**Exercise brief:**
For each line below that contains the string "text", copy that line.

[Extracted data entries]
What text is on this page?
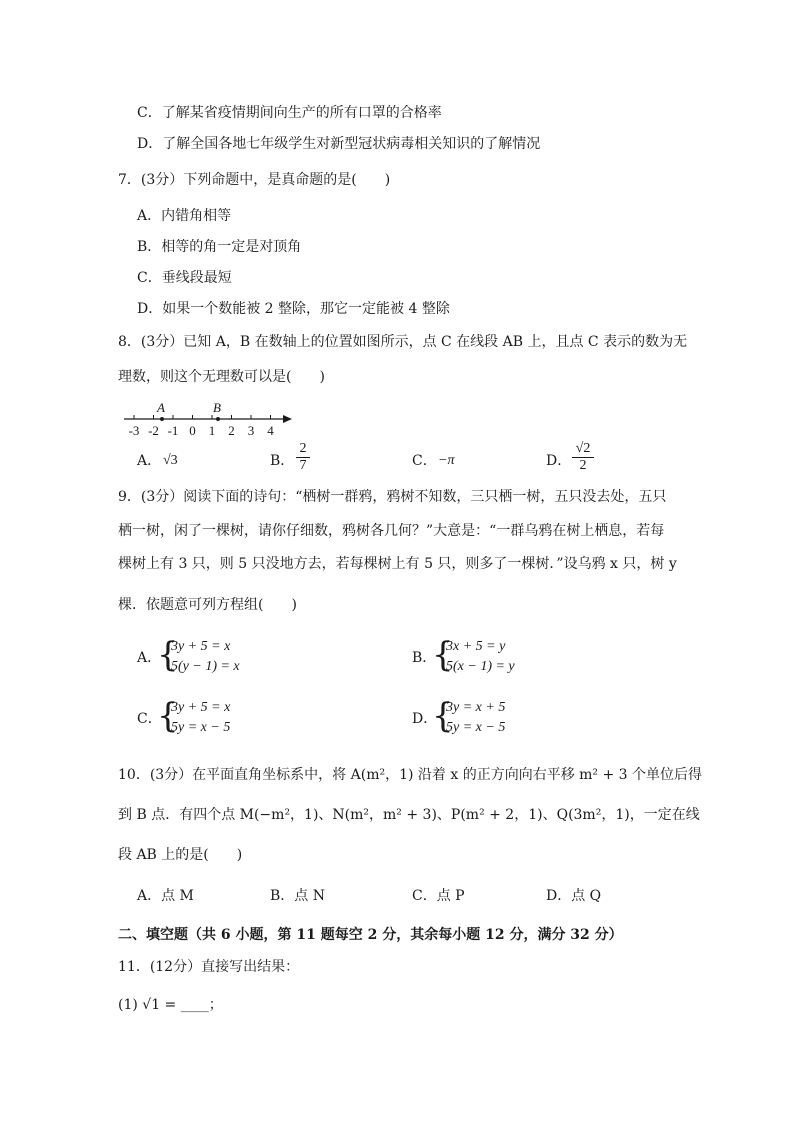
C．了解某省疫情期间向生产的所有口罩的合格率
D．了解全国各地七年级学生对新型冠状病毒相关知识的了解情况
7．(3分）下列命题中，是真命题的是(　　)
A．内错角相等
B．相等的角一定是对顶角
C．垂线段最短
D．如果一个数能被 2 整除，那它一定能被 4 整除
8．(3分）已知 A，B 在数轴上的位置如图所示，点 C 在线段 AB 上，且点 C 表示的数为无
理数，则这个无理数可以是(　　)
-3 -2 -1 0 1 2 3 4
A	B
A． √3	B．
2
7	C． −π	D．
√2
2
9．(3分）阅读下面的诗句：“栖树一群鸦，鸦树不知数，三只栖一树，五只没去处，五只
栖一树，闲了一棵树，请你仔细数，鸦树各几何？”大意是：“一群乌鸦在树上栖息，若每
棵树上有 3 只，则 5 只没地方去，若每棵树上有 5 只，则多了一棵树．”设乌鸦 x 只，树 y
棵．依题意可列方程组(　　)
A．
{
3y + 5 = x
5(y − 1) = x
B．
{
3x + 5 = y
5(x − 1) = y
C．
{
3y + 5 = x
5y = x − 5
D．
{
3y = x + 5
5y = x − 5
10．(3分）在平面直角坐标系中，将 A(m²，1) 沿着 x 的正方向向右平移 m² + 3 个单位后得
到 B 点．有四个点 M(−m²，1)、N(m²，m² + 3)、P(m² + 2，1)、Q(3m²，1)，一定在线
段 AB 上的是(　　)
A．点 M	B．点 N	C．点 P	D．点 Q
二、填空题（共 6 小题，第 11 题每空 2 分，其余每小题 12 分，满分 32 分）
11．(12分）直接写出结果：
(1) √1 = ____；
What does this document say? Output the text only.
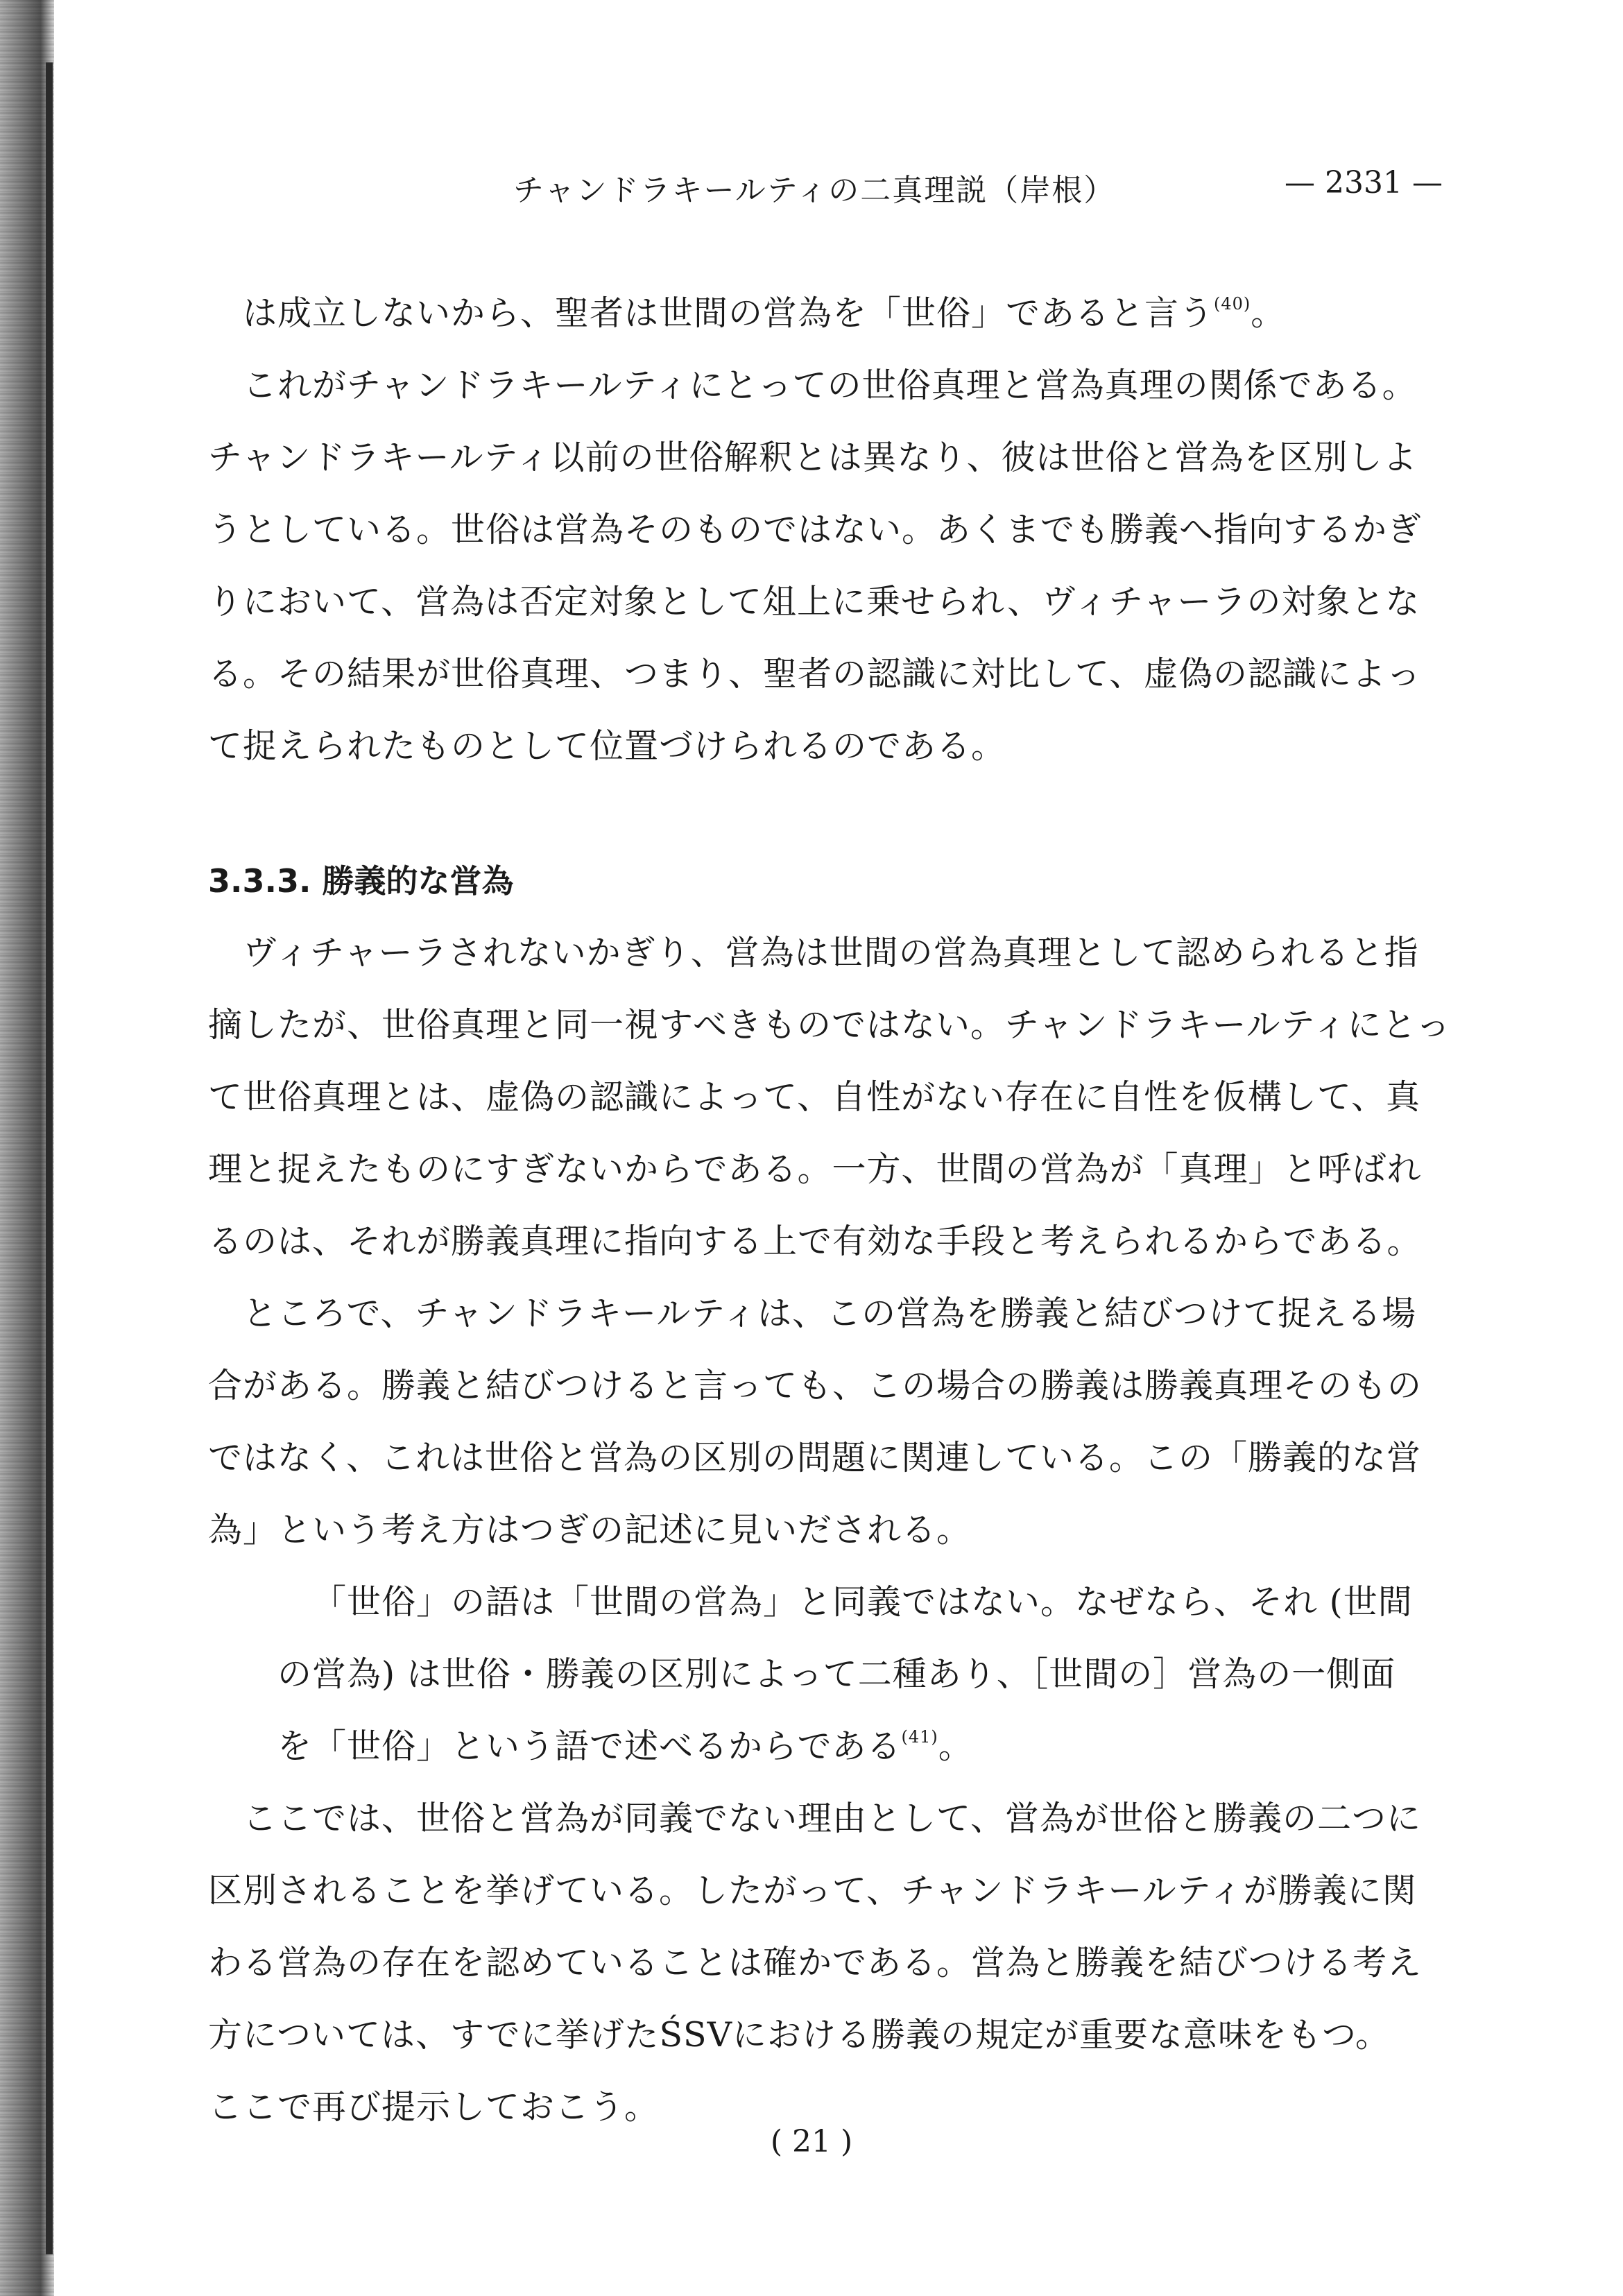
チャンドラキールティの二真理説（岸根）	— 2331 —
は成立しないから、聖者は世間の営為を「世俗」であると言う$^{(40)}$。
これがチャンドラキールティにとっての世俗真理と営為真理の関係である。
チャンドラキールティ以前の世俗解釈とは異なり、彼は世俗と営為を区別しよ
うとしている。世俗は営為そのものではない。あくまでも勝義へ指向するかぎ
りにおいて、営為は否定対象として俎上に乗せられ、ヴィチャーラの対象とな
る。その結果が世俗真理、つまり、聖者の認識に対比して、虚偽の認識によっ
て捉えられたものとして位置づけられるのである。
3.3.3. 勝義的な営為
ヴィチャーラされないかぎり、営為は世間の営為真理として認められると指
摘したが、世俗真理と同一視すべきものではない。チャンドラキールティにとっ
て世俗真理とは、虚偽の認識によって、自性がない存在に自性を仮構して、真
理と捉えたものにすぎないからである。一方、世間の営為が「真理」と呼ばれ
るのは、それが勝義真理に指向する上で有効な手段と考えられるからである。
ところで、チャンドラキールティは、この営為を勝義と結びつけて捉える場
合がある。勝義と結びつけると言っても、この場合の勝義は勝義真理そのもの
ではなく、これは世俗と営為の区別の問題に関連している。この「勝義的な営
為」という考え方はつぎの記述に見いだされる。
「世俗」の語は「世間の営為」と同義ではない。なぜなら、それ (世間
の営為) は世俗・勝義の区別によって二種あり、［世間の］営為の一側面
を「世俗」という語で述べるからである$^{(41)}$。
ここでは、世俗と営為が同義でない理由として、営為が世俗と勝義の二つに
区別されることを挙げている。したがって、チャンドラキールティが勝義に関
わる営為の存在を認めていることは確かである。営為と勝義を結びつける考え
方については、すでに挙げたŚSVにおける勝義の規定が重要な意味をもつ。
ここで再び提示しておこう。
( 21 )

* * *

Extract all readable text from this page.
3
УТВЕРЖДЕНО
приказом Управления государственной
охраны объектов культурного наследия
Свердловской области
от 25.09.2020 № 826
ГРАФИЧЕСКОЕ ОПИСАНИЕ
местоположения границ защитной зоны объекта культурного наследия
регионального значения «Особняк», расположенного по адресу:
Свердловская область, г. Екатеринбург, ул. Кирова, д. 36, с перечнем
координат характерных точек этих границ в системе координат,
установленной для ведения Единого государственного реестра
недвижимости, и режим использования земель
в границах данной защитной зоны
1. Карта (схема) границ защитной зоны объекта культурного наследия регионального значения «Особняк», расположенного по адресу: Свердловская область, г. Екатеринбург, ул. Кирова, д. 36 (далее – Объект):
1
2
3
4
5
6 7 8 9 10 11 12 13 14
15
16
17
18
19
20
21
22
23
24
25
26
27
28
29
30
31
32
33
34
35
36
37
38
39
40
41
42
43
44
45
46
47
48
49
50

**Solved exercise:**
What text is on this page?
What does this document say? Output the text only.
Extract all readable text from this page.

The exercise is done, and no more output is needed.